Brief: Every record that follows must be duplicated exactly, with images left out.

──────── Dataset extract ────────

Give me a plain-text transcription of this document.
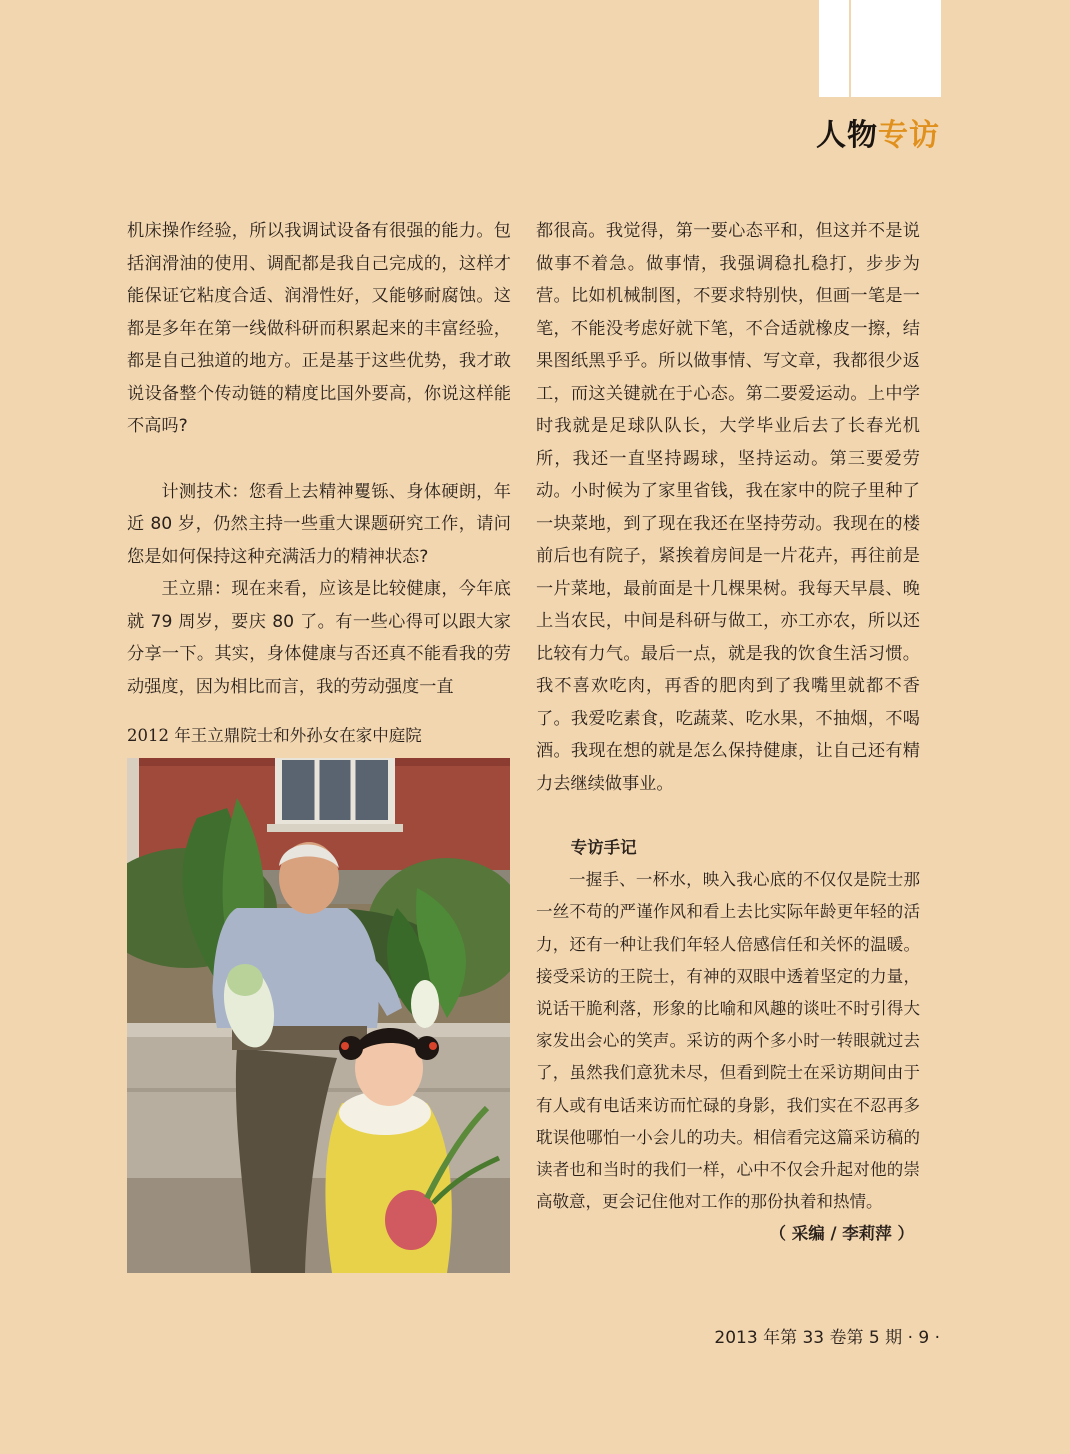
人物专访

机床操作经验，所以我调试设备有很强的能力。包括润滑油的使用、调配都是我自己完成的，这样才能保证它粘度合适、润滑性好，又能够耐腐蚀。这都是多年在第一线做科研而积累起来的丰富经验，都是自己独道的地方。正是基于这些优势，我才敢说设备整个传动链的精度比国外要高，你说这样能不高吗?

计测技术：您看上去精神矍铄、身体硬朗，年近 80 岁，仍然主持一些重大课题研究工作，请问您是如何保持这种充满活力的精神状态?

王立鼎：现在来看，应该是比较健康，今年底就 79 周岁，要庆 80 了。有一些心得可以跟大家分享一下。其实，身体健康与否还真不能看我的劳动强度，因为相比而言，我的劳动强度一直

2012 年王立鼎院士和外孙女在家中庭院

都很高。我觉得，第一要心态平和，但这并不是说做事不着急。做事情，我强调稳扎稳打，步步为营。比如机械制图，不要求特别快，但画一笔是一笔，不能没考虑好就下笔，不合适就橡皮一擦，结果图纸黑乎乎。所以做事情、写文章，我都很少返工，而这关键就在于心态。第二要爱运动。上中学时我就是足球队队长，大学毕业后去了长春光机所，我还一直坚持踢球，坚持运动。第三要爱劳动。小时候为了家里省钱，我在家中的院子里种了一块菜地，到了现在我还在坚持劳动。我现在的楼前后也有院子，紧挨着房间是一片花卉，再往前是一片菜地，最前面是十几棵果树。我每天早晨、晚上当农民，中间是科研与做工，亦工亦农，所以还比较有力气。最后一点，就是我的饮食生活习惯。我不喜欢吃肉，再香的肥肉到了我嘴里就都不香了。我爱吃素食，吃蔬菜、吃水果，不抽烟，不喝酒。我现在想的就是怎么保持健康，让自己还有精力去继续做事业。

专访手记

一握手、一杯水，映入我心底的不仅仅是院士那一丝不苟的严谨作风和看上去比实际年龄更年轻的活力，还有一种让我们年轻人倍感信任和关怀的温暖。接受采访的王院士，有神的双眼中透着坚定的力量，说话干脆利落，形象的比喻和风趣的谈吐不时引得大家发出会心的笑声。采访的两个多小时一转眼就过去了，虽然我们意犹未尽，但看到院士在采访期间由于有人或有电话来访而忙碌的身影，我们实在不忍再多耽误他哪怕一小会儿的功夫。相信看完这篇采访稿的读者也和当时的我们一样，心中不仅会升起对他的崇高敬意，更会记住他对工作的那份执着和热情。

（ 采编 / 李莉萍 ）

2013 年第 33 卷第 5 期 · 9 ·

────────

Result of the exercise:
Give me a plain-text transcription of this document.
人物专访

机床操作经验，所以我调试设备有很强的能力。包括润滑油的使用、调配都是我自己完成的，这样才能保证它粘度合适、润滑性好，又能够耐腐蚀。这都是多年在第一线做科研而积累起来的丰富经验，都是自己独道的地方。正是基于这些优势，我才敢说设备整个传动链的精度比国外要高，你说这样能不高吗?

计测技术：您看上去精神矍铄、身体硬朗，年近 80 岁，仍然主持一些重大课题研究工作，请问您是如何保持这种充满活力的精神状态?

王立鼎：现在来看，应该是比较健康，今年底就 79 周岁，要庆 80 了。有一些心得可以跟大家分享一下。其实，身体健康与否还真不能看我的劳动强度，因为相比而言，我的劳动强度一直

2012 年王立鼎院士和外孙女在家中庭院

都很高。我觉得，第一要心态平和，但这并不是说做事不着急。做事情，我强调稳扎稳打，步步为营。比如机械制图，不要求特别快，但画一笔是一笔，不能没考虑好就下笔，不合适就橡皮一擦，结果图纸黑乎乎。所以做事情、写文章，我都很少返工，而这关键就在于心态。第二要爱运动。上中学时我就是足球队队长，大学毕业后去了长春光机所，我还一直坚持踢球，坚持运动。第三要爱劳动。小时候为了家里省钱，我在家中的院子里种了一块菜地，到了现在我还在坚持劳动。我现在的楼前后也有院子，紧挨着房间是一片花卉，再往前是一片菜地，最前面是十几棵果树。我每天早晨、晚上当农民，中间是科研与做工，亦工亦农，所以还比较有力气。最后一点，就是我的饮食生活习惯。我不喜欢吃肉，再香的肥肉到了我嘴里就都不香了。我爱吃素食，吃蔬菜、吃水果，不抽烟，不喝酒。我现在想的就是怎么保持健康，让自己还有精力去继续做事业。

专访手记

一握手、一杯水，映入我心底的不仅仅是院士那一丝不苟的严谨作风和看上去比实际年龄更年轻的活力，还有一种让我们年轻人倍感信任和关怀的温暖。接受采访的王院士，有神的双眼中透着坚定的力量，说话干脆利落，形象的比喻和风趣的谈吐不时引得大家发出会心的笑声。采访的两个多小时一转眼就过去了，虽然我们意犹未尽，但看到院士在采访期间由于有人或有电话来访而忙碌的身影，我们实在不忍再多耽误他哪怕一小会儿的功夫。相信看完这篇采访稿的读者也和当时的我们一样，心中不仅会升起对他的崇高敬意，更会记住他对工作的那份执着和热情。

（ 采编 / 李莉萍 ）

2013 年第 33 卷第 5 期 · 9 ·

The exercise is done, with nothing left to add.